* **Description of the task**
Transcribe all the records exactly and omit any images they hold.

* **Record excerpts**

•••••

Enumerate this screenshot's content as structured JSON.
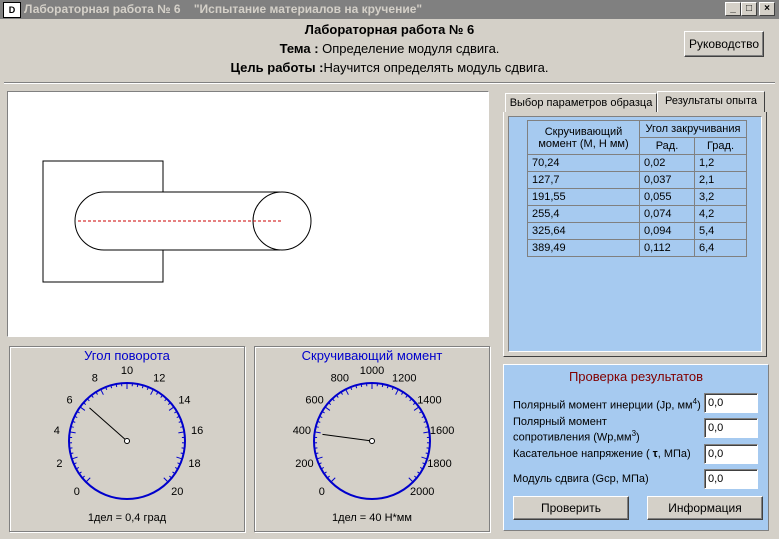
{
  "window": {
    "title": "Лабораторная работа № 6    \"Испытание материалов на кручение\"",
    "icon_text": "D",
    "minimize": "_",
    "maximize": "□",
    "close": "×"
  },
  "header": {
    "title": "Лабораторная работа № 6",
    "topic_label": "Тема :",
    "topic_text": " Определение модуля сдвига.",
    "goal_label": "Цель работы :",
    "goal_text": "Научится определять модуль сдвига."
  },
  "manual_button": "Руководство",
  "tabs": [
    {
      "label": "Выбор параметров образца",
      "active": false
    },
    {
      "label": "Результаты опыта",
      "active": true
    }
  ],
  "results_table": {
    "col_moment": "Скручивающий момент (М, Н мм)",
    "col_angle": "Угол закручивания",
    "col_rad": "Рад.",
    "col_deg": "Град.",
    "rows": [
      {
        "moment": "70,24",
        "rad": "0,02",
        "deg": "1,2"
      },
      {
        "moment": "127,7",
        "rad": "0,037",
        "deg": "2,1"
      },
      {
        "moment": "191,55",
        "rad": "0,055",
        "deg": "3,2"
      },
      {
        "moment": "255,4",
        "rad": "0,074",
        "deg": "4,2"
      },
      {
        "moment": "325,64",
        "rad": "0,094",
        "deg": "5,4"
      },
      {
        "moment": "389,49",
        "rad": "0,112",
        "deg": "6,4"
      }
    ]
  },
  "gauge_angle": {
    "title": "Угол поворота",
    "labels": [
      "0",
      "2",
      "4",
      "6",
      "8",
      "10",
      "12",
      "14",
      "16",
      "18",
      "20"
    ],
    "division": "1дел = 0,4 град",
    "needle_value": 6.4
  },
  "gauge_moment": {
    "title": "Скручивающий момент",
    "labels": [
      "0",
      "200",
      "400",
      "600",
      "800",
      "1000",
      "1200",
      "1400",
      "1600",
      "1800",
      "2000"
    ],
    "division": "1дел = 40 Н*мм",
    "needle_value": 390
  },
  "check": {
    "title": "Проверка результатов",
    "polar_inertia_label": "Полярный момент инерции (Jp, мм",
    "polar_inertia_sup": "4",
    "polar_inertia_end": ")",
    "polar_inertia_value": "0,0",
    "polar_resist_label_1": "Полярный момент",
    "polar_resist_label_2": "сопротивления (Wp,мм",
    "polar_resist_sup": "3",
    "polar_resist_end": ")",
    "polar_resist_value": "0,0",
    "shear_stress_label": "Касательное напряжение ( ",
    "shear_stress_symbol": "τ",
    "shear_stress_end": ", МПа)",
    "shear_stress_value": "0,0",
    "shear_modulus_label": "Модуль сдвига (Gср, МПа)",
    "shear_modulus_value": "0,0",
    "verify_button": "Проверить",
    "info_button": "Информация"
  },
  "colors": {
    "accent": "#0000cc",
    "title_red": "#800000",
    "panel_blue": "#a6caf0",
    "specimen_axis": "#cc0000"
  }
}
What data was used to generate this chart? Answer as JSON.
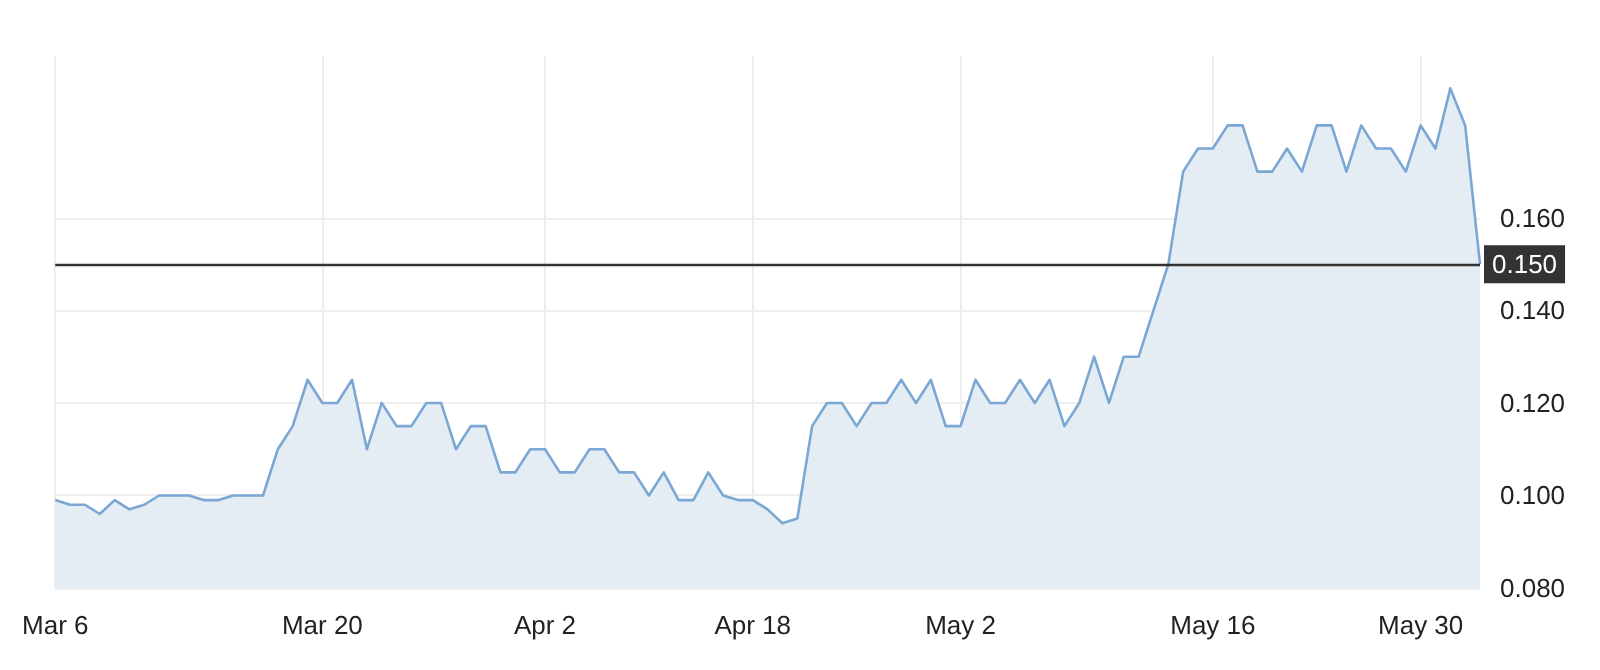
{
  "chart_data": {
    "type": "area",
    "categories": [
      "Mar 6",
      null,
      null,
      null,
      null,
      null,
      null,
      null,
      null,
      null,
      null,
      null,
      null,
      null,
      null,
      null,
      null,
      null,
      "Mar 20",
      null,
      null,
      null,
      null,
      null,
      null,
      null,
      null,
      null,
      null,
      null,
      null,
      null,
      null,
      "Apr 2",
      null,
      null,
      null,
      null,
      null,
      null,
      null,
      null,
      null,
      null,
      null,
      null,
      null,
      "Apr 18",
      null,
      null,
      null,
      null,
      null,
      null,
      null,
      null,
      null,
      null,
      null,
      null,
      null,
      "May 2",
      null,
      null,
      null,
      null,
      null,
      null,
      null,
      null,
      null,
      null,
      null,
      null,
      null,
      null,
      null,
      null,
      "May 16",
      null,
      null,
      null,
      null,
      null,
      null,
      null,
      null,
      null,
      null,
      null,
      null,
      null,
      "May 30",
      null,
      null,
      null,
      null
    ],
    "series": [
      {
        "color": "#7ba7d4",
        "values": [
          0.099,
          0.098,
          0.098,
          0.096,
          0.099,
          0.097,
          0.098,
          0.1,
          0.1,
          0.1,
          0.099,
          0.099,
          0.1,
          0.1,
          0.1,
          0.11,
          0.115,
          0.125,
          0.12,
          0.12,
          0.125,
          0.11,
          0.12,
          0.115,
          0.115,
          0.12,
          0.12,
          0.11,
          0.115,
          0.115,
          0.105,
          0.105,
          0.11,
          0.11,
          0.105,
          0.105,
          0.11,
          0.11,
          0.105,
          0.105,
          0.1,
          0.105,
          0.099,
          0.099,
          0.105,
          0.1,
          0.099,
          0.099,
          0.097,
          0.094,
          0.095,
          0.115,
          0.12,
          0.12,
          0.115,
          0.12,
          0.12,
          0.125,
          0.12,
          0.125,
          0.115,
          0.115,
          0.125,
          0.12,
          0.12,
          0.125,
          0.12,
          0.125,
          0.115,
          0.12,
          0.13,
          0.12,
          0.13,
          0.13,
          0.14,
          0.15,
          0.17,
          0.175,
          0.175,
          0.18,
          0.18,
          0.17,
          0.17,
          0.175,
          0.17,
          0.18,
          0.18,
          0.17,
          0.18,
          0.175,
          0.175,
          0.17,
          0.18,
          0.175,
          0.188,
          0.18,
          0.15
        ]
      }
    ],
    "ylim": [
      0.08,
      0.195
    ],
    "yticks": [
      {
        "value": 0.08,
        "label": "0.080"
      },
      {
        "value": 0.1,
        "label": "0.100"
      },
      {
        "value": 0.12,
        "label": "0.120"
      },
      {
        "value": 0.14,
        "label": "0.140"
      },
      {
        "value": 0.16,
        "label": "0.160"
      }
    ],
    "ref_lines": [
      {
        "axis": "y",
        "value": 0.15,
        "label": "0.150",
        "color": "#333333"
      }
    ],
    "grid": true
  }
}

•••••

* **Exercise answer**
Enumerate this screenshot's content as structured JSON.
{
  "window": {
    "title": "Лабораторная работа № 6    \"Испытание материалов на кручение\"",
    "icon_text": "D",
    "minimize": "_",
    "maximize": "□",
    "close": "×"
  },
  "header": {
    "title": "Лабораторная работа № 6",
    "topic_label": "Тема :",
    "topic_text": " Определение модуля сдвига.",
    "goal_label": "Цель работы :",
    "goal_text": "Научится определять модуль сдвига."
  },
  "manual_button": "Руководство",
  "tabs": [
    {
      "label": "Выбор параметров образца",
      "active": false
    },
    {
      "label": "Результаты опыта",
      "active": true
    }
  ],
  "results_table": {
    "col_moment": "Скручивающий момент (М, Н мм)",
    "col_angle": "Угол закручивания",
    "col_rad": "Рад.",
    "col_deg": "Град.",
    "rows": [
      {
        "moment": "70,24",
        "rad": "0,02",
        "deg": "1,2"
      },
      {
        "moment": "127,7",
        "rad": "0,037",
        "deg": "2,1"
      },
      {
        "moment": "191,55",
        "rad": "0,055",
        "deg": "3,2"
      },
      {
        "moment": "255,4",
        "rad": "0,074",
        "deg": "4,2"
      },
      {
        "moment": "325,64",
        "rad": "0,094",
        "deg": "5,4"
      },
      {
        "moment": "389,49",
        "rad": "0,112",
        "deg": "6,4"
      }
    ]
  },
  "gauge_angle": {
    "title": "Угол поворота",
    "labels": [
      "0",
      "2",
      "4",
      "6",
      "8",
      "10",
      "12",
      "14",
      "16",
      "18",
      "20"
    ],
    "division": "1дел = 0,4 град",
    "needle_value": 6.4
  },
  "gauge_moment": {
    "title": "Скручивающий момент",
    "labels": [
      "0",
      "200",
      "400",
      "600",
      "800",
      "1000",
      "1200",
      "1400",
      "1600",
      "1800",
      "2000"
    ],
    "division": "1дел = 40 Н*мм",
    "needle_value": 390
  },
  "check": {
    "title": "Проверка результатов",
    "polar_inertia_label": "Полярный момент инерции (Jp, мм",
    "polar_inertia_sup": "4",
    "polar_inertia_end": ")",
    "polar_inertia_value": "0,0",
    "polar_resist_label_1": "Полярный момент",
    "polar_resist_label_2": "сопротивления (Wp,мм",
    "polar_resist_sup": "3",
    "polar_resist_end": ")",
    "polar_resist_value": "0,0",
    "shear_stress_label": "Касательное напряжение ( ",
    "shear_stress_symbol": "τ",
    "shear_stress_end": ", МПа)",
    "shear_stress_value": "0,0",
    "shear_modulus_label": "Модуль сдвига (Gср, МПа)",
    "shear_modulus_value": "0,0",
    "verify_button": "Проверить",
    "info_button": "Информация"
  },
  "colors": {
    "accent": "#0000cc",
    "title_red": "#800000",
    "panel_blue": "#a6caf0",
    "specimen_axis": "#cc0000"
  }
}
What data was used to generate this chart? Answer as JSON.
{
  "chart_data": {
    "type": "area",
    "categories": [
      "Mar 6",
      null,
      null,
      null,
      null,
      null,
      null,
      null,
      null,
      null,
      null,
      null,
      null,
      null,
      null,
      null,
      null,
      null,
      "Mar 20",
      null,
      null,
      null,
      null,
      null,
      null,
      null,
      null,
      null,
      null,
      null,
      null,
      null,
      null,
      "Apr 2",
      null,
      null,
      null,
      null,
      null,
      null,
      null,
      null,
      null,
      null,
      null,
      null,
      null,
      "Apr 18",
      null,
      null,
      null,
      null,
      null,
      null,
      null,
      null,
      null,
      null,
      null,
      null,
      null,
      "May 2",
      null,
      null,
      null,
      null,
      null,
      null,
      null,
      null,
      null,
      null,
      null,
      null,
      null,
      null,
      null,
      null,
      "May 16",
      null,
      null,
      null,
      null,
      null,
      null,
      null,
      null,
      null,
      null,
      null,
      null,
      null,
      "May 30",
      null,
      null,
      null,
      null
    ],
    "series": [
      {
        "color": "#7ba7d4",
        "values": [
          0.099,
          0.098,
          0.098,
          0.096,
          0.099,
          0.097,
          0.098,
          0.1,
          0.1,
          0.1,
          0.099,
          0.099,
          0.1,
          0.1,
          0.1,
          0.11,
          0.115,
          0.125,
          0.12,
          0.12,
          0.125,
          0.11,
          0.12,
          0.115,
          0.115,
          0.12,
          0.12,
          0.11,
          0.115,
          0.115,
          0.105,
          0.105,
          0.11,
          0.11,
          0.105,
          0.105,
          0.11,
          0.11,
          0.105,
          0.105,
          0.1,
          0.105,
          0.099,
          0.099,
          0.105,
          0.1,
          0.099,
          0.099,
          0.097,
          0.094,
          0.095,
          0.115,
          0.12,
          0.12,
          0.115,
          0.12,
          0.12,
          0.125,
          0.12,
          0.125,
          0.115,
          0.115,
          0.125,
          0.12,
          0.12,
          0.125,
          0.12,
          0.125,
          0.115,
          0.12,
          0.13,
          0.12,
          0.13,
          0.13,
          0.14,
          0.15,
          0.17,
          0.175,
          0.175,
          0.18,
          0.18,
          0.17,
          0.17,
          0.175,
          0.17,
          0.18,
          0.18,
          0.17,
          0.18,
          0.175,
          0.175,
          0.17,
          0.18,
          0.175,
          0.188,
          0.18,
          0.15
        ]
      }
    ],
    "ylim": [
      0.08,
      0.195
    ],
    "yticks": [
      {
        "value": 0.08,
        "label": "0.080"
      },
      {
        "value": 0.1,
        "label": "0.100"
      },
      {
        "value": 0.12,
        "label": "0.120"
      },
      {
        "value": 0.14,
        "label": "0.140"
      },
      {
        "value": 0.16,
        "label": "0.160"
      }
    ],
    "ref_lines": [
      {
        "axis": "y",
        "value": 0.15,
        "label": "0.150",
        "color": "#333333"
      }
    ],
    "grid": true
  }
}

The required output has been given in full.